# Page transcription dataset items:
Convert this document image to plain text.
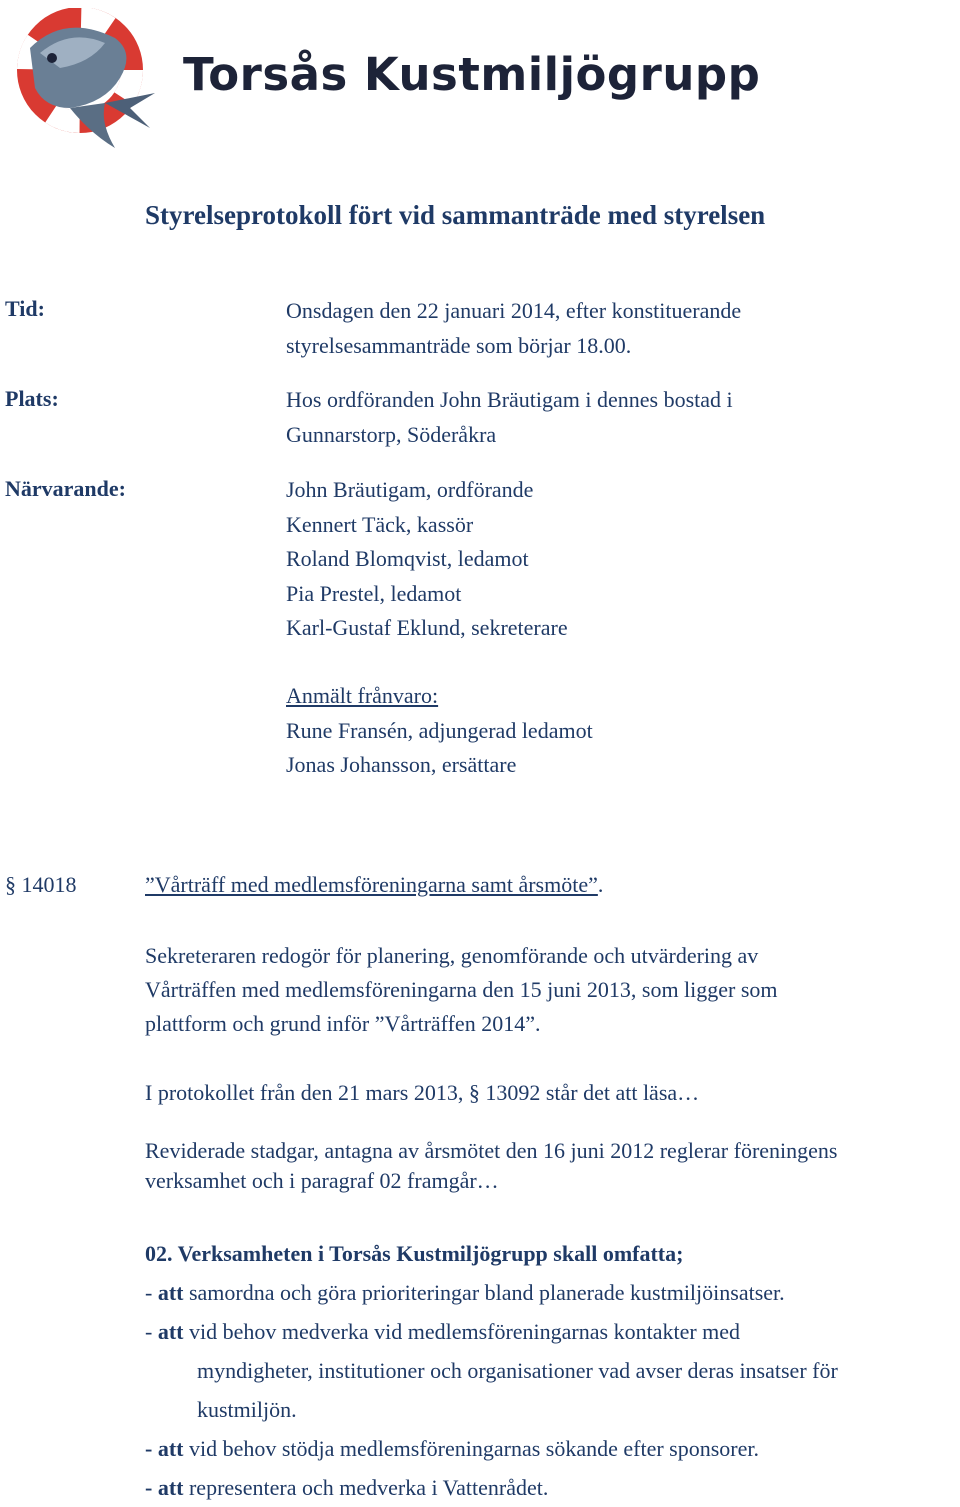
Torsås Kustmiljögrupp
Styrelseprotokoll fört vid sammanträde med styrelsen
Tid:	Onsdagen den 22 januari 2014, efter konstituerande
styrelsesammanträde som börjar 18.00.
Plats:	Hos ordföranden John Bräutigam i dennes bostad i
Gunnarstorp, Söderåkra
Närvarande:	John Bräutigam, ordförande
Kennert Täck, kassör
Roland Blomqvist, ledamot
Pia Prestel, ledamot
Karl-Gustaf Eklund, sekreterare
Anmält frånvaro:
Rune Fransén, adjungerad ledamot
Jonas Johansson, ersättare
§ 14018	”Vårträff med medlemsföreningarna samt årsmöte”.
Sekreteraren redogör för planering, genomförande och utvärdering av
Vårträffen med medlemsföreningarna den 15 juni 2013, som ligger som
plattform och grund inför ”Vårträffen 2014”.
I protokollet från den 21 mars 2013, § 13092 står det att läsa…
Reviderade stadgar, antagna av årsmötet den 16 juni 2012 reglerar föreningens
verksamhet och i paragraf 02 framgår…
02. Verksamheten i Torsås Kustmiljögrupp skall omfatta;
- att samordna och göra prioriteringar bland planerade kustmiljöinsatser.
- att vid behov medverka vid medlemsföreningarnas kontakter med
myndigheter, institutioner och organisationer vad avser deras insatser för
kustmiljön.
- att vid behov stödja medlemsföreningarnas sökande efter sponsorer.
- att representera och medverka i Vattenrådet.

# Your task:
The records, exactly as written but without images, should be returned.

# Exercise answer:
Convert this document image to plain text.
Torsås Kustmiljögrupp
Styrelseprotokoll fört vid sammanträde med styrelsen
Tid:	Onsdagen den 22 januari 2014, efter konstituerande
styrelsesammanträde som börjar 18.00.
Plats:	Hos ordföranden John Bräutigam i dennes bostad i
Gunnarstorp, Söderåkra
Närvarande:	John Bräutigam, ordförande
Kennert Täck, kassör
Roland Blomqvist, ledamot
Pia Prestel, ledamot
Karl-Gustaf Eklund, sekreterare
Anmält frånvaro:
Rune Fransén, adjungerad ledamot
Jonas Johansson, ersättare
§ 14018	”Vårträff med medlemsföreningarna samt årsmöte”.
Sekreteraren redogör för planering, genomförande och utvärdering av
Vårträffen med medlemsföreningarna den 15 juni 2013, som ligger som
plattform och grund inför ”Vårträffen 2014”.
I protokollet från den 21 mars 2013, § 13092 står det att läsa…
Reviderade stadgar, antagna av årsmötet den 16 juni 2012 reglerar föreningens
verksamhet och i paragraf 02 framgår…
02. Verksamheten i Torsås Kustmiljögrupp skall omfatta;
- att samordna och göra prioriteringar bland planerade kustmiljöinsatser.
- att vid behov medverka vid medlemsföreningarnas kontakter med
myndigheter, institutioner och organisationer vad avser deras insatser för
kustmiljön.
- att vid behov stödja medlemsföreningarnas sökande efter sponsorer.
- att representera och medverka i Vattenrådet.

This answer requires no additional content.